__Exercise__
Write out every record below exactly as it appears.

_ _ _

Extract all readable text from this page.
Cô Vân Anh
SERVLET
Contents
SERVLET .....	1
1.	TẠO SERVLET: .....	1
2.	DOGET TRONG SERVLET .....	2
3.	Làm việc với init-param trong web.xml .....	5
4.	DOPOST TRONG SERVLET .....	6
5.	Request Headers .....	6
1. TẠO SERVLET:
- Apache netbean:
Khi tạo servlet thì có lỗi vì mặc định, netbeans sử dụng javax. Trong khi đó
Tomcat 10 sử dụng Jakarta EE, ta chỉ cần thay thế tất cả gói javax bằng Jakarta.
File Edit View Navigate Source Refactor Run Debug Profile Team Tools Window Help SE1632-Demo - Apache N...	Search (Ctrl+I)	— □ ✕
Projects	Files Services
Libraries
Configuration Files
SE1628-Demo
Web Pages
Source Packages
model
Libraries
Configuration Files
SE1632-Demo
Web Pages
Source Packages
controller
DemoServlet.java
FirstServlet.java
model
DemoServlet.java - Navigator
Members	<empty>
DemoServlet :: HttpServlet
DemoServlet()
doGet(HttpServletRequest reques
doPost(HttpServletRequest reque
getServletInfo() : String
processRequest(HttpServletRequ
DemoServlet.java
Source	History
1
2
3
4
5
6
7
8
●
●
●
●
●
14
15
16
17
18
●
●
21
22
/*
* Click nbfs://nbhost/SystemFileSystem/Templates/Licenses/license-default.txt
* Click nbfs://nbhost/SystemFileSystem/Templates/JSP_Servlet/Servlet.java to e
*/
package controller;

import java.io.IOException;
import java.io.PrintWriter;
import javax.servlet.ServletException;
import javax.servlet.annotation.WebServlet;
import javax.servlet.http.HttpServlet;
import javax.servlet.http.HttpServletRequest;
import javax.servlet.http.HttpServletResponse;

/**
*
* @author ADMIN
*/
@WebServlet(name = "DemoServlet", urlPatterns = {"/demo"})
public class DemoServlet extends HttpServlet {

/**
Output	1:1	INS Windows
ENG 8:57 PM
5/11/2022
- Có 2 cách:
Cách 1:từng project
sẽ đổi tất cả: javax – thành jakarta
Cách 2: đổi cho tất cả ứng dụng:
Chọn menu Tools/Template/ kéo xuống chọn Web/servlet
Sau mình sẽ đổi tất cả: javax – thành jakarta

_ _ _

__Complete output__
Extract all readable text from this page.
Cô Vân Anh
SERVLET
Contents
SERVLET .....	1
1.	TẠO SERVLET: .....	1
2.	DOGET TRONG SERVLET .....	2
3.	Làm việc với init-param trong web.xml .....	5
4.	DOPOST TRONG SERVLET .....	6
5.	Request Headers .....	6
1. TẠO SERVLET:
- Apache netbean:
Khi tạo servlet thì có lỗi vì mặc định, netbeans sử dụng javax. Trong khi đó
Tomcat 10 sử dụng Jakarta EE, ta chỉ cần thay thế tất cả gói javax bằng Jakarta.
File Edit View Navigate Source Refactor Run Debug Profile Team Tools Window Help SE1632-Demo - Apache N...	Search (Ctrl+I)	— □ ✕
Projects	Files Services
Libraries
Configuration Files
SE1628-Demo
Web Pages
Source Packages
model
Libraries
Configuration Files
SE1632-Demo
Web Pages
Source Packages
controller
DemoServlet.java
FirstServlet.java
model
DemoServlet.java - Navigator
Members	<empty>
DemoServlet :: HttpServlet
DemoServlet()
doGet(HttpServletRequest reques
doPost(HttpServletRequest reque
getServletInfo() : String
processRequest(HttpServletRequ
DemoServlet.java
Source	History
1
2
3
4
5
6
7
8
●
●
●
●
●
14
15
16
17
18
●
●
21
22
/*
* Click nbfs://nbhost/SystemFileSystem/Templates/Licenses/license-default.txt
* Click nbfs://nbhost/SystemFileSystem/Templates/JSP_Servlet/Servlet.java to e
*/
package controller;

import java.io.IOException;
import java.io.PrintWriter;
import javax.servlet.ServletException;
import javax.servlet.annotation.WebServlet;
import javax.servlet.http.HttpServlet;
import javax.servlet.http.HttpServletRequest;
import javax.servlet.http.HttpServletResponse;

/**
*
* @author ADMIN
*/
@WebServlet(name = "DemoServlet", urlPatterns = {"/demo"})
public class DemoServlet extends HttpServlet {

/**
Output	1:1	INS Windows
ENG 8:57 PM
5/11/2022
- Có 2 cách:
Cách 1:từng project
sẽ đổi tất cả: javax – thành jakarta
Cách 2: đổi cho tất cả ứng dụng:
Chọn menu Tools/Template/ kéo xuống chọn Web/servlet
Sau mình sẽ đổi tất cả: javax – thành jakarta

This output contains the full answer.